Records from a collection
☆ ☆ ☆ ☆ ☆
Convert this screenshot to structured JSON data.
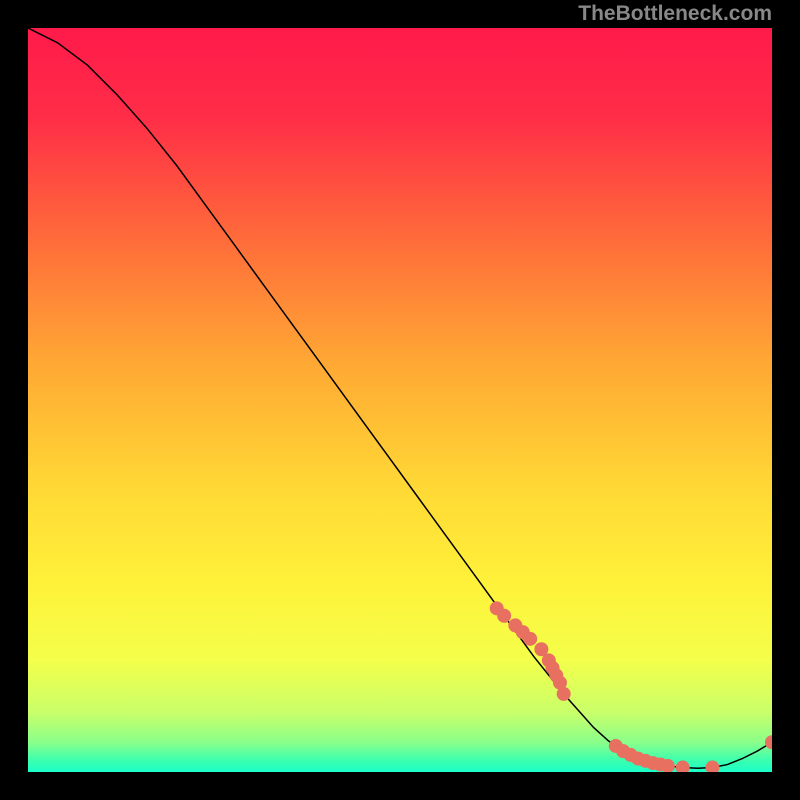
{
  "watermark": "TheBottleneck.com",
  "chart_data": {
    "type": "line",
    "title": "",
    "xlabel": "",
    "ylabel": "",
    "xlim": [
      0,
      100
    ],
    "ylim": [
      0,
      100
    ],
    "gradient_stops": [
      {
        "pos": 0.0,
        "color": "#ff1a4a"
      },
      {
        "pos": 0.12,
        "color": "#ff2d47"
      },
      {
        "pos": 0.28,
        "color": "#ff6a3a"
      },
      {
        "pos": 0.45,
        "color": "#ffa834"
      },
      {
        "pos": 0.62,
        "color": "#ffd935"
      },
      {
        "pos": 0.75,
        "color": "#fff23a"
      },
      {
        "pos": 0.85,
        "color": "#f3ff4a"
      },
      {
        "pos": 0.92,
        "color": "#c9ff6a"
      },
      {
        "pos": 0.96,
        "color": "#8aff8a"
      },
      {
        "pos": 0.985,
        "color": "#3affb0"
      },
      {
        "pos": 1.0,
        "color": "#1affc9"
      }
    ],
    "series": [
      {
        "name": "bottleneck-curve",
        "color": "#000000",
        "x": [
          0,
          4,
          8,
          12,
          16,
          20,
          24,
          28,
          32,
          36,
          40,
          44,
          48,
          52,
          56,
          60,
          64,
          68,
          72,
          76,
          78,
          80,
          82,
          84,
          86,
          88,
          90,
          92,
          94,
          96,
          98,
          100
        ],
        "y": [
          100,
          98,
          95,
          91,
          86.5,
          81.5,
          76,
          70.5,
          65,
          59.5,
          54,
          48.5,
          43,
          37.5,
          32,
          26.5,
          21,
          15.5,
          10.5,
          6,
          4.2,
          2.8,
          1.8,
          1.2,
          0.8,
          0.6,
          0.5,
          0.6,
          1.0,
          1.8,
          2.8,
          4.0
        ]
      }
    ],
    "markers": {
      "name": "data-points",
      "color": "#e87060",
      "radius": 7,
      "points": [
        {
          "x": 63,
          "y": 22.0
        },
        {
          "x": 64,
          "y": 21.0
        },
        {
          "x": 65.5,
          "y": 19.7
        },
        {
          "x": 66.5,
          "y": 18.8
        },
        {
          "x": 67.5,
          "y": 17.9
        },
        {
          "x": 69,
          "y": 16.5
        },
        {
          "x": 70,
          "y": 15.0
        },
        {
          "x": 70.5,
          "y": 14.0
        },
        {
          "x": 71,
          "y": 13.0
        },
        {
          "x": 71.5,
          "y": 12.0
        },
        {
          "x": 72,
          "y": 10.5
        },
        {
          "x": 79,
          "y": 3.5
        },
        {
          "x": 80,
          "y": 2.8
        },
        {
          "x": 81,
          "y": 2.3
        },
        {
          "x": 82,
          "y": 1.8
        },
        {
          "x": 83,
          "y": 1.5
        },
        {
          "x": 84,
          "y": 1.2
        },
        {
          "x": 85,
          "y": 1.0
        },
        {
          "x": 86,
          "y": 0.8
        },
        {
          "x": 88,
          "y": 0.6
        },
        {
          "x": 92,
          "y": 0.6
        },
        {
          "x": 100,
          "y": 4.0
        }
      ]
    }
  }
}
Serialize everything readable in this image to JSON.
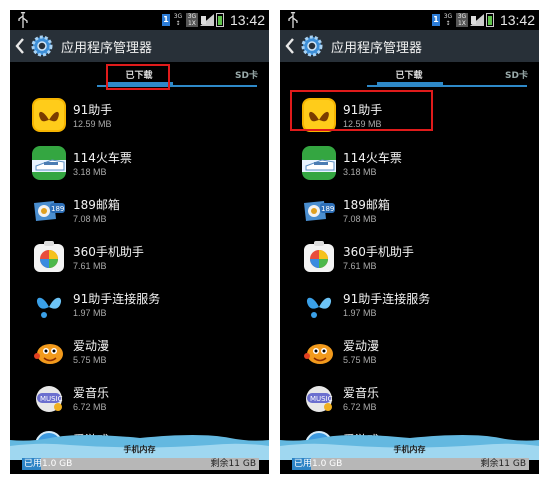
{
  "clock": "13:42",
  "title": "应用程序管理器",
  "tabs": {
    "downloaded": "已下载",
    "sd_card": "SD卡"
  },
  "net_label_top": "3G",
  "net_label_sub": "1X",
  "apps": [
    {
      "name": "91助手",
      "size": "12.59 MB",
      "icon": "91-assistant-icon"
    },
    {
      "name": "114火车票",
      "size": "3.18 MB",
      "icon": "train-ticket-icon"
    },
    {
      "name": "189邮箱",
      "size": "7.08 MB",
      "icon": "mail-189-icon"
    },
    {
      "name": "360手机助手",
      "size": "7.61 MB",
      "icon": "360-assistant-icon"
    },
    {
      "name": "91助手连接服务",
      "size": "1.97 MB",
      "icon": "91-connect-icon"
    },
    {
      "name": "爱动漫",
      "size": "5.75 MB",
      "icon": "anime-icon"
    },
    {
      "name": "爱音乐",
      "size": "6.72 MB",
      "icon": "music-icon"
    },
    {
      "name": "爱游戏",
      "size": "",
      "icon": "game-icon"
    }
  ],
  "storage": {
    "label": "手机内存",
    "used": "已用1.0 GB",
    "free": "剩余11 GB",
    "used_fraction": 0.08
  },
  "colors": {
    "accent": "#2e89c8",
    "highlight": "#e01b1b",
    "titlebar": "#283038"
  }
}
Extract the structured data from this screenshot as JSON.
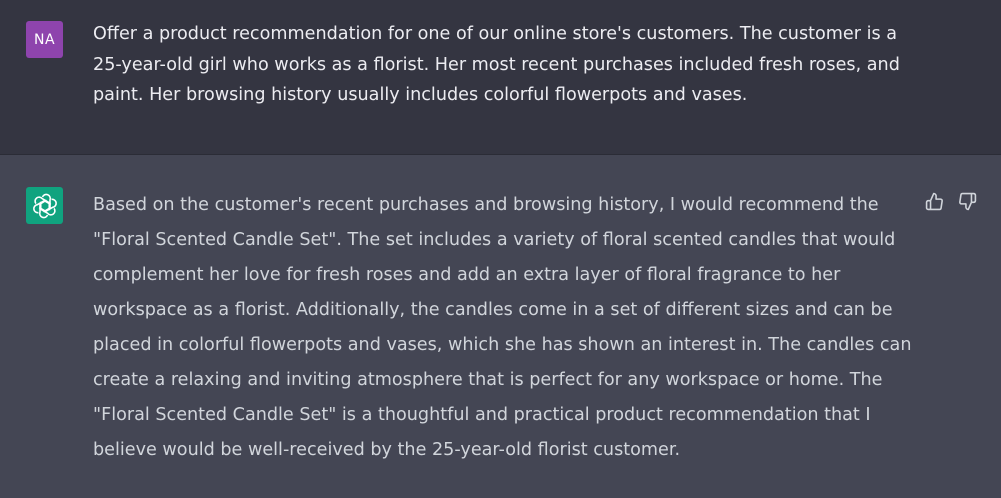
{
  "user_message": {
    "avatar_initials": "NA",
    "text": "Offer a product recommendation for one of our online store's customers. The customer is a 25-year-old girl who works as a florist. Her most recent purchases included fresh roses, and paint. Her browsing history usually includes colorful flowerpots and vases."
  },
  "assistant_message": {
    "avatar_icon": "openai-logo-icon",
    "text": "Based on the customer's recent purchases and browsing history, I would recommend the \"Floral Scented Candle Set\". The set includes a variety of floral scented candles that would complement her love for fresh roses and add an extra layer of floral fragrance to her workspace as a florist. Additionally, the candles come in a set of different sizes and can be placed in colorful flowerpots and vases, which she has shown an interest in. The candles can create a relaxing and inviting atmosphere that is perfect for any workspace or home. The \"Floral Scented Candle Set\" is a thoughtful and practical product recommendation that I believe would be well-received by the 25-year-old florist customer.",
    "actions": {
      "thumbs_up_icon": "thumbs-up-icon",
      "thumbs_down_icon": "thumbs-down-icon"
    }
  },
  "colors": {
    "user_bg": "#343541",
    "assistant_bg": "#444654",
    "user_avatar": "#8e44ad",
    "assistant_avatar": "#10a37f",
    "user_text": "#ececf1",
    "assistant_text": "#d1d5db"
  }
}
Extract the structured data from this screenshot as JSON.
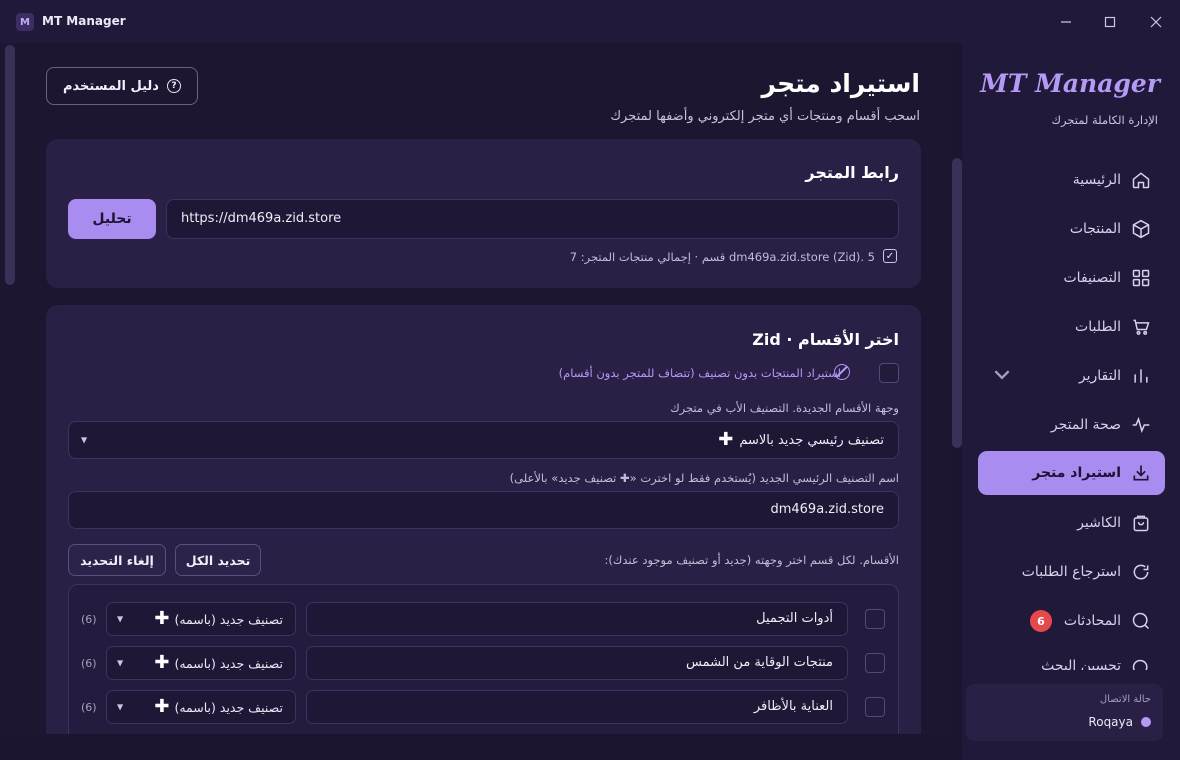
{
  "window": {
    "title": "MT Manager",
    "logo_letter": "M"
  },
  "header": {
    "title": "استيراد متجر",
    "subtitle": "اسحب أقسام ومنتجات أي متجر إلكتروني وأضفها لمتجرك",
    "guide_button": "دليل المستخدم"
  },
  "store_link": {
    "title": "رابط المتجر",
    "url": "https://dm469a.zid.store",
    "analyze_button": "تحليل",
    "result_text": "dm469a.zid.store (Zid). 5 قسم · إجمالي منتجات المتجر: 7"
  },
  "sections": {
    "title": "اختر الأقسام · Zid",
    "no_category_option": "استيراد المنتجات بدون تصنيف (تتضاف للمتجر بدون أقسام)",
    "destination_label": "وجهة الأقسام الجديدة. التصنيف الأب في متجرك",
    "destination_value": "تصنيف رئيسي جديد بالاسم",
    "new_main_label": "اسم التصنيف الرئيسي الجديد (يُستخدم فقط لو اخترت «✚ تصنيف جديد» بالأعلى)",
    "new_main_value": "dm469a.zid.store",
    "list_hint": "الأقسام. لكل قسم اختر وجهته (جديد أو تصنيف موجود عندك):",
    "select_all": "تحديد الكل",
    "deselect": "إلغاء التحديد",
    "rows": [
      {
        "name": "أدوات التجميل",
        "target": "تصنيف جديد (باسمه)",
        "count": "(6)"
      },
      {
        "name": "منتجات الوقاية من الشمس",
        "target": "تصنيف جديد (باسمه)",
        "count": "(6)"
      },
      {
        "name": "العناية بالأظافر",
        "target": "تصنيف جديد (باسمه)",
        "count": "(6)"
      }
    ]
  },
  "sidebar": {
    "brand": "MT Manager",
    "brand_sub": "الإدارة الكاملة لمتجرك",
    "items": [
      {
        "label": "الرئيسية",
        "icon": "home-icon"
      },
      {
        "label": "المنتجات",
        "icon": "box-icon"
      },
      {
        "label": "التصنيفات",
        "icon": "grid-icon"
      },
      {
        "label": "الطلبات",
        "icon": "cart-icon"
      },
      {
        "label": "التقارير",
        "icon": "chart-icon"
      },
      {
        "label": "صحة المتجر",
        "icon": "pulse-icon"
      },
      {
        "label": "استيراد متجر",
        "icon": "download-icon",
        "active": true
      },
      {
        "label": "الكاشير",
        "icon": "bag-icon"
      },
      {
        "label": "استرجاع الطلبات",
        "icon": "refresh-icon"
      },
      {
        "label": "المحادثات",
        "icon": "chat-icon",
        "badge": "6"
      },
      {
        "label": "تحسين البحث",
        "icon": "search-icon"
      }
    ],
    "connection": {
      "label": "حالة الاتصال",
      "user": "Roqaya"
    }
  },
  "colors": {
    "accent": "#a98cf0",
    "badge": "#e5484d"
  }
}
☆ ☆ ☆ ☆ ☆
■ STATED TASK
From the listing above, find the number of lines with the word "لمتجرك" in them. Answer with the number only.

■ CORRECT RESULT
2